━━ Data extract
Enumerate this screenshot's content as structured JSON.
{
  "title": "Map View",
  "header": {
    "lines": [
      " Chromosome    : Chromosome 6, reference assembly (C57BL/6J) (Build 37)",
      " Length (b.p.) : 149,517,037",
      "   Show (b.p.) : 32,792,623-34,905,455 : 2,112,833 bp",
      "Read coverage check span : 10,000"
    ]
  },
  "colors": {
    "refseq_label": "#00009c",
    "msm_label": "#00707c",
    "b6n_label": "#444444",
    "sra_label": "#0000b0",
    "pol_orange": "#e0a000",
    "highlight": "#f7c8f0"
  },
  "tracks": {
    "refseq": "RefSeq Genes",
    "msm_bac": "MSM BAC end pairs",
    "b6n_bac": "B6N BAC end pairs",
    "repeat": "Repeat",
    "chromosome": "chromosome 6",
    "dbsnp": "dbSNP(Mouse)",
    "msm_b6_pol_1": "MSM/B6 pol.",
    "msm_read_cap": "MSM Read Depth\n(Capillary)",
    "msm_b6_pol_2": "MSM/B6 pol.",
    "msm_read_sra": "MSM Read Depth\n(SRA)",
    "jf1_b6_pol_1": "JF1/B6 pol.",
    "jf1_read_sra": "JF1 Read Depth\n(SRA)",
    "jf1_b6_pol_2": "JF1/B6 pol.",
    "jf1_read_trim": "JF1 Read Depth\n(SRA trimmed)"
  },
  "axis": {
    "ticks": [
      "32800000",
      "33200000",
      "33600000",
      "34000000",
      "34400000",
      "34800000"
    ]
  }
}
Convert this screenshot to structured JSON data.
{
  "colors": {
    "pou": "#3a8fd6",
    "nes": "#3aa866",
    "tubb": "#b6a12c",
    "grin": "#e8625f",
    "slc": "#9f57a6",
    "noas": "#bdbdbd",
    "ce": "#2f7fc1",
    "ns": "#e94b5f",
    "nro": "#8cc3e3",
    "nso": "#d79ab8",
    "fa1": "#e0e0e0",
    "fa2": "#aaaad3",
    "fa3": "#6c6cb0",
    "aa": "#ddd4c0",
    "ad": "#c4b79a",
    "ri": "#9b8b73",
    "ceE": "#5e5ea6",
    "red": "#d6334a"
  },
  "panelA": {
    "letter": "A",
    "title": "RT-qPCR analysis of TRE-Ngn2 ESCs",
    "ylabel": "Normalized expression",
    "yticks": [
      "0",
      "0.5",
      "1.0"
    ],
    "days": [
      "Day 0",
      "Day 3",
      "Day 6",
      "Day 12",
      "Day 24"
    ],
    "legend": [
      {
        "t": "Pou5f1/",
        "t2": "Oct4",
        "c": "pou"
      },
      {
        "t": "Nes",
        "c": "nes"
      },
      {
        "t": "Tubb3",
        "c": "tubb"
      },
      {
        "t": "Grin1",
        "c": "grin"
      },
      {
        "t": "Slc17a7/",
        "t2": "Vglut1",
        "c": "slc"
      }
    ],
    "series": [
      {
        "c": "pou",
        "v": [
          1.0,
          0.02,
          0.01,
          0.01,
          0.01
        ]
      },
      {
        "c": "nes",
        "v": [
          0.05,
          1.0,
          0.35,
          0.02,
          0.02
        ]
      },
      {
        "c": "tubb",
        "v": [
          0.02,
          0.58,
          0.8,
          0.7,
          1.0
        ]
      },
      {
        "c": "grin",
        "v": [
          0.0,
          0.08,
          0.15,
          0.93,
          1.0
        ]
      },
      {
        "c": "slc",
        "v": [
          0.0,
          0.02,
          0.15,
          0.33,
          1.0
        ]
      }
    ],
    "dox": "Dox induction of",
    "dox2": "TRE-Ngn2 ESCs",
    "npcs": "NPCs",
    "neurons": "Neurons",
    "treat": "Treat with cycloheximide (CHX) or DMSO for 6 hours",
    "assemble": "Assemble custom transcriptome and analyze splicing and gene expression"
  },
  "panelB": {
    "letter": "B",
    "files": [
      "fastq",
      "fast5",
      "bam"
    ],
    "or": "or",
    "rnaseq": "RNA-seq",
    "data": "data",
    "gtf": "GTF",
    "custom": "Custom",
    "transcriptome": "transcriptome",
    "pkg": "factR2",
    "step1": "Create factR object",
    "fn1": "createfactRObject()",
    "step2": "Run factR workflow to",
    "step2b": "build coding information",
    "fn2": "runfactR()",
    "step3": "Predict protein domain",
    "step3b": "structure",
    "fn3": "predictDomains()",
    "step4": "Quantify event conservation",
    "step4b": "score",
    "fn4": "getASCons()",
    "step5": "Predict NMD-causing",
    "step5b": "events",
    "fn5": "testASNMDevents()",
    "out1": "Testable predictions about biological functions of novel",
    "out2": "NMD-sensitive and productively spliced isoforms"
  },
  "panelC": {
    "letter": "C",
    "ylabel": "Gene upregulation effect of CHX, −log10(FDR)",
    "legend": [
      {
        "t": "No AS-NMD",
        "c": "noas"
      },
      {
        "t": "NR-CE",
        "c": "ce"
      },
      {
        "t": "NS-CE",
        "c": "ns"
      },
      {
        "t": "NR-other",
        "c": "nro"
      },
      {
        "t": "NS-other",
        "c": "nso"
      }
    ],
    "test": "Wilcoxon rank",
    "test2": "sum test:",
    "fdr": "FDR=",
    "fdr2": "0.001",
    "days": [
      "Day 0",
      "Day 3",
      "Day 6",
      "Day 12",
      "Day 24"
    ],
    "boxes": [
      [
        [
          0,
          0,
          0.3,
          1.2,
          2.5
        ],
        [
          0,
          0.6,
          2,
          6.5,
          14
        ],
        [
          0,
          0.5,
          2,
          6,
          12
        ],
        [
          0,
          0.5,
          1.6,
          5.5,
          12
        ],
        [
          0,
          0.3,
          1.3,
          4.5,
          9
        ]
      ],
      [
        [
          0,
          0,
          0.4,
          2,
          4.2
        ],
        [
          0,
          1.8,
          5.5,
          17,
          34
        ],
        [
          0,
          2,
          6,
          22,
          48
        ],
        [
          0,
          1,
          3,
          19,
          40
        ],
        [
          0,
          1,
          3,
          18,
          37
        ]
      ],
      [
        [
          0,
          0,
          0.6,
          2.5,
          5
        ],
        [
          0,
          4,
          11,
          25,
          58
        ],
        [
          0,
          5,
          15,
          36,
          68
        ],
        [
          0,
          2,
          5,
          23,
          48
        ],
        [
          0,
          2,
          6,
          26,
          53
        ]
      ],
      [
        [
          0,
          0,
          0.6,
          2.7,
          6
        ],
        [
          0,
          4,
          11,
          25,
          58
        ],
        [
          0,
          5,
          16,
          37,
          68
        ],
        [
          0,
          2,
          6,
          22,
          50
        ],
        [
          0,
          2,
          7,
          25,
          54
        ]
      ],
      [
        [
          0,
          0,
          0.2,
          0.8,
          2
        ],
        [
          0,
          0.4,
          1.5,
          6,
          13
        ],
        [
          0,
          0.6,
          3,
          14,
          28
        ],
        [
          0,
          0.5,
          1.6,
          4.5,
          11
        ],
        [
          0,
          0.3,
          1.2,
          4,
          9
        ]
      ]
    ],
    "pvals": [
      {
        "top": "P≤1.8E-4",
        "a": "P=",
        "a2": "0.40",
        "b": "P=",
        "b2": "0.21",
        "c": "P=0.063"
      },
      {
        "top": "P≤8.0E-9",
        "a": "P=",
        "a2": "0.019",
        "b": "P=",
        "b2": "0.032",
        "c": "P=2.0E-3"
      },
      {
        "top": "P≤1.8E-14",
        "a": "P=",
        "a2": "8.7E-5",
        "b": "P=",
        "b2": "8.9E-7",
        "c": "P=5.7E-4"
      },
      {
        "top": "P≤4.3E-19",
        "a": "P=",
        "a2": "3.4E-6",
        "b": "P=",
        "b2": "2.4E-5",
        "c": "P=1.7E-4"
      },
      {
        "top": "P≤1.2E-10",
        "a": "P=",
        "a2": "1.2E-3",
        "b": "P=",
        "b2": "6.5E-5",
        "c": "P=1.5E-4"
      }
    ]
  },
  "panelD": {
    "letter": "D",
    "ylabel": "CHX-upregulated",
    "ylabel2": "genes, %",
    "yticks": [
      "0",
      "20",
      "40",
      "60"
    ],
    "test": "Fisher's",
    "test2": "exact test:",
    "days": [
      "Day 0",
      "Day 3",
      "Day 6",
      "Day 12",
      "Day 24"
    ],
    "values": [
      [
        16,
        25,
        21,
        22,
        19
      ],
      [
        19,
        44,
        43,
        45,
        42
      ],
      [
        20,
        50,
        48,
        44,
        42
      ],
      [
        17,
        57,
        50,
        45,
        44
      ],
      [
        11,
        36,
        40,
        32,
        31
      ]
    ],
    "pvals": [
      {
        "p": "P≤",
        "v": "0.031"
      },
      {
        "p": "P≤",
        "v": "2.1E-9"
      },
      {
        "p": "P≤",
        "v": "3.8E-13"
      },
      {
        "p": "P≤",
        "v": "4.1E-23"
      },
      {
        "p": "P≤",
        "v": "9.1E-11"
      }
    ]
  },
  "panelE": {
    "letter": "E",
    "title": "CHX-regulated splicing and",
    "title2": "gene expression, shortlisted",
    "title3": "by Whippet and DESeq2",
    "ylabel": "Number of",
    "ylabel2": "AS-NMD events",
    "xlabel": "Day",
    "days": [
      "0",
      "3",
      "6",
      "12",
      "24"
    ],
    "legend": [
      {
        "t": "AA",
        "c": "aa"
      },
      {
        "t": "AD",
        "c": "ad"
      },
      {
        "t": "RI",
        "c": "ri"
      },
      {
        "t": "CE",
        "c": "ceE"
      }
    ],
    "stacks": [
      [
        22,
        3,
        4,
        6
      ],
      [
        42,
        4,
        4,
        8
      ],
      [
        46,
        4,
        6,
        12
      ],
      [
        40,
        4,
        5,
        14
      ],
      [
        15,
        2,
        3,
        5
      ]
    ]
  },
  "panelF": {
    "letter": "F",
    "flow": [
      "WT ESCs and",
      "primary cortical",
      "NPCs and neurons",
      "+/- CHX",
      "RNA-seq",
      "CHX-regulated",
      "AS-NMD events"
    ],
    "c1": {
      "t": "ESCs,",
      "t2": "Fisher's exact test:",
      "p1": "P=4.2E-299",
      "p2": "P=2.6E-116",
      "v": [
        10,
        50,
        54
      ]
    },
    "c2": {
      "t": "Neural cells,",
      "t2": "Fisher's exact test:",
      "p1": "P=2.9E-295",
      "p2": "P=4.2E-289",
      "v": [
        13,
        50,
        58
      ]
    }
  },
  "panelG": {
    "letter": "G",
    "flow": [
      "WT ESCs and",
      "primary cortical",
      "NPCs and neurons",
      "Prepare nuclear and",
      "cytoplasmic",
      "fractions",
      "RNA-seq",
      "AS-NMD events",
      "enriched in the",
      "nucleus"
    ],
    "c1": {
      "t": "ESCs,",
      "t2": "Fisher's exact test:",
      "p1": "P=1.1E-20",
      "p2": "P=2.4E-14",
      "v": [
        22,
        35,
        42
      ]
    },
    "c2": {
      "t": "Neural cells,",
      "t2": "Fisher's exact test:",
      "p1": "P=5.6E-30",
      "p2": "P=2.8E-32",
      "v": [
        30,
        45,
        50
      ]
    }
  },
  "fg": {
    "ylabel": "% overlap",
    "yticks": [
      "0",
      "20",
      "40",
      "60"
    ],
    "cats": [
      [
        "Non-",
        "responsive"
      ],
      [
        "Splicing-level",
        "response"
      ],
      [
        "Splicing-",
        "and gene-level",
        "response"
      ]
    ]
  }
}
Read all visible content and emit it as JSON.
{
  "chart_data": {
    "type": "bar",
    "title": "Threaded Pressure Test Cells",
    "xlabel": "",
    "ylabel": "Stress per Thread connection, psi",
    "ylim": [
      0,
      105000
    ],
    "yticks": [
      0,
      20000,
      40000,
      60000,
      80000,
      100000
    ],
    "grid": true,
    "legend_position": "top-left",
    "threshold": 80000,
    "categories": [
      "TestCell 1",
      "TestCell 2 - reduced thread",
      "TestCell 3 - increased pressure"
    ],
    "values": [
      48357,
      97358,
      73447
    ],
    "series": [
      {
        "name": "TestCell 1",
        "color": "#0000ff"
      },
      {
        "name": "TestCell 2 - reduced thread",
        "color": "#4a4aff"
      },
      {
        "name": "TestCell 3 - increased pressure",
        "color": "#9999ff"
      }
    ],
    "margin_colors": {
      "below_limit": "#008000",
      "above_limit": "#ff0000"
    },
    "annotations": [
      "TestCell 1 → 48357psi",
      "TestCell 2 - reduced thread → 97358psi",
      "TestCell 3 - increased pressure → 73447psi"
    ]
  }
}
━━━━
Task objective
Tally the lines of the material that hold the word "increased", and state only that tally.

Solution to the exercise
3